* [Exercise objective] Look through the records and report how many lines include the word "заправки", with no other words.

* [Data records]
● ● ● ● ●

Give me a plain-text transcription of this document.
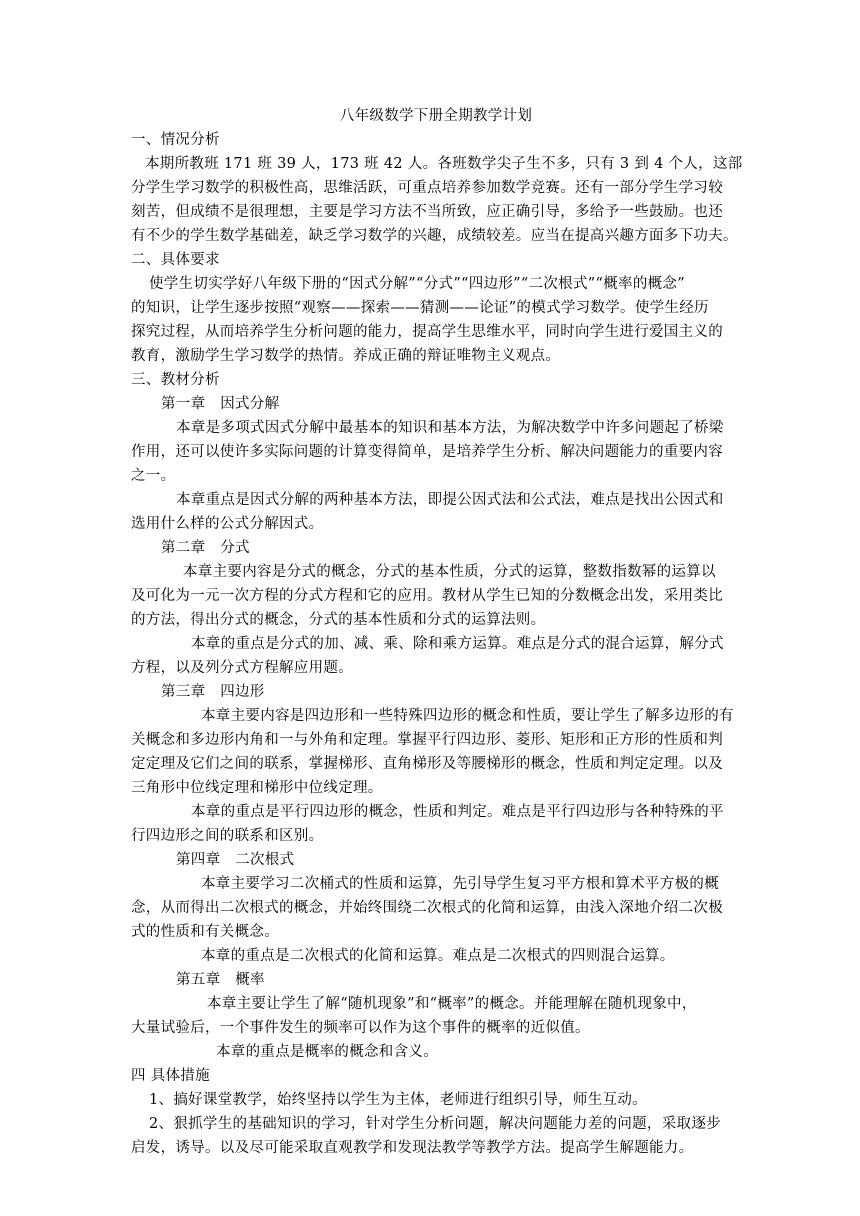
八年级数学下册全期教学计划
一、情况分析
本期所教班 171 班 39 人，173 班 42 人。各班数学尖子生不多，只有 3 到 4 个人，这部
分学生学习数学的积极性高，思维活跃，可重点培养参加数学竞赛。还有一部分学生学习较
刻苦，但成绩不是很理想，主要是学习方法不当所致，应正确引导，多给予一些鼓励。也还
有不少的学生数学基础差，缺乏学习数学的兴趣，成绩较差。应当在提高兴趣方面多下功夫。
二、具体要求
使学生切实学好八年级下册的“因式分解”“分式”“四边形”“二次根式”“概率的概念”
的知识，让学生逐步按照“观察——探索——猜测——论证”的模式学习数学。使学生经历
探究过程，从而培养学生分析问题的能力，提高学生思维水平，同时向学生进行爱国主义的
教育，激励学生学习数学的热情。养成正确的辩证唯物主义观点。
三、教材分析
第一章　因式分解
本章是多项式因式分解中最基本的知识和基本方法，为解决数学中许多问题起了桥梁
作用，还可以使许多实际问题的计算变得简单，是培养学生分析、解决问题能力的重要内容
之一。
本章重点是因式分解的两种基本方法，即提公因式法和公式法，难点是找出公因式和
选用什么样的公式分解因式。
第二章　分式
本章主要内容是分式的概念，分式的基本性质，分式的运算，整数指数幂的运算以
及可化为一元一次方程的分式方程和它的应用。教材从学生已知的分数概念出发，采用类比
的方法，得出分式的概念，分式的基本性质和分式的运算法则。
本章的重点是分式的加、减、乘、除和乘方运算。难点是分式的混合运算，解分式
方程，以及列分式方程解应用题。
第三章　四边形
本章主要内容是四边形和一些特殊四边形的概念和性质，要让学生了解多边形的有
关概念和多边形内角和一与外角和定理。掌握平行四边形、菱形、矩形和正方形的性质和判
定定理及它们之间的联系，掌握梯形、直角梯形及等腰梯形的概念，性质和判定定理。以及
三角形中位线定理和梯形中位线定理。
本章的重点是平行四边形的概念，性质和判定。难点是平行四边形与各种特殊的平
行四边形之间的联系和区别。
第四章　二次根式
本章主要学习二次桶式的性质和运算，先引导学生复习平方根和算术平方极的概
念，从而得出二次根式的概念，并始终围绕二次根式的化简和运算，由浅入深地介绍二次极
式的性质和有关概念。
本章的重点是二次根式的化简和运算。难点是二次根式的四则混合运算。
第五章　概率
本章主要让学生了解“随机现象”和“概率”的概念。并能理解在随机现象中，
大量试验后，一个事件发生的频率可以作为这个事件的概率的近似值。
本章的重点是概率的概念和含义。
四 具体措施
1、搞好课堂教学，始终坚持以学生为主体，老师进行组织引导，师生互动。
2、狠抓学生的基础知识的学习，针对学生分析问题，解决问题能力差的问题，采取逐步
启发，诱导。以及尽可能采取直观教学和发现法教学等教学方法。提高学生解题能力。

● ● ● ● ●

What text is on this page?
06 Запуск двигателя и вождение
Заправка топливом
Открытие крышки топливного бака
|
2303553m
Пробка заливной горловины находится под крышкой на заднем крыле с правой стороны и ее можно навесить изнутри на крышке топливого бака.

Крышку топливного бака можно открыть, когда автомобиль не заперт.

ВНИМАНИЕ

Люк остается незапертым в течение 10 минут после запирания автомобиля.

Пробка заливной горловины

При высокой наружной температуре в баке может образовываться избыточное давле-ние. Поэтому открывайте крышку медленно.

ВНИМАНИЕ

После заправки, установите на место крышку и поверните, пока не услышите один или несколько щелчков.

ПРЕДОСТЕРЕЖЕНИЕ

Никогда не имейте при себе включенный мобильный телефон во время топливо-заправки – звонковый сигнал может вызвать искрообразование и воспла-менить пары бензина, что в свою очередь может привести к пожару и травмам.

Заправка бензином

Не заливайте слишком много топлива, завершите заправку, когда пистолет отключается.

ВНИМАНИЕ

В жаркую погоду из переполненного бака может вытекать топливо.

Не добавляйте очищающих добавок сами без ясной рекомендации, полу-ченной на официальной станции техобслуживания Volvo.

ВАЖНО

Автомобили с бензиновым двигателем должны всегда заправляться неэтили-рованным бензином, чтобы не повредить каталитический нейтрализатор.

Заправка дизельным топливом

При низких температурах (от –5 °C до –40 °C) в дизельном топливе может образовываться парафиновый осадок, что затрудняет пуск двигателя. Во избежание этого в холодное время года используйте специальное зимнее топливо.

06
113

● ● ● ● ●

* [Answer to this exercise] 2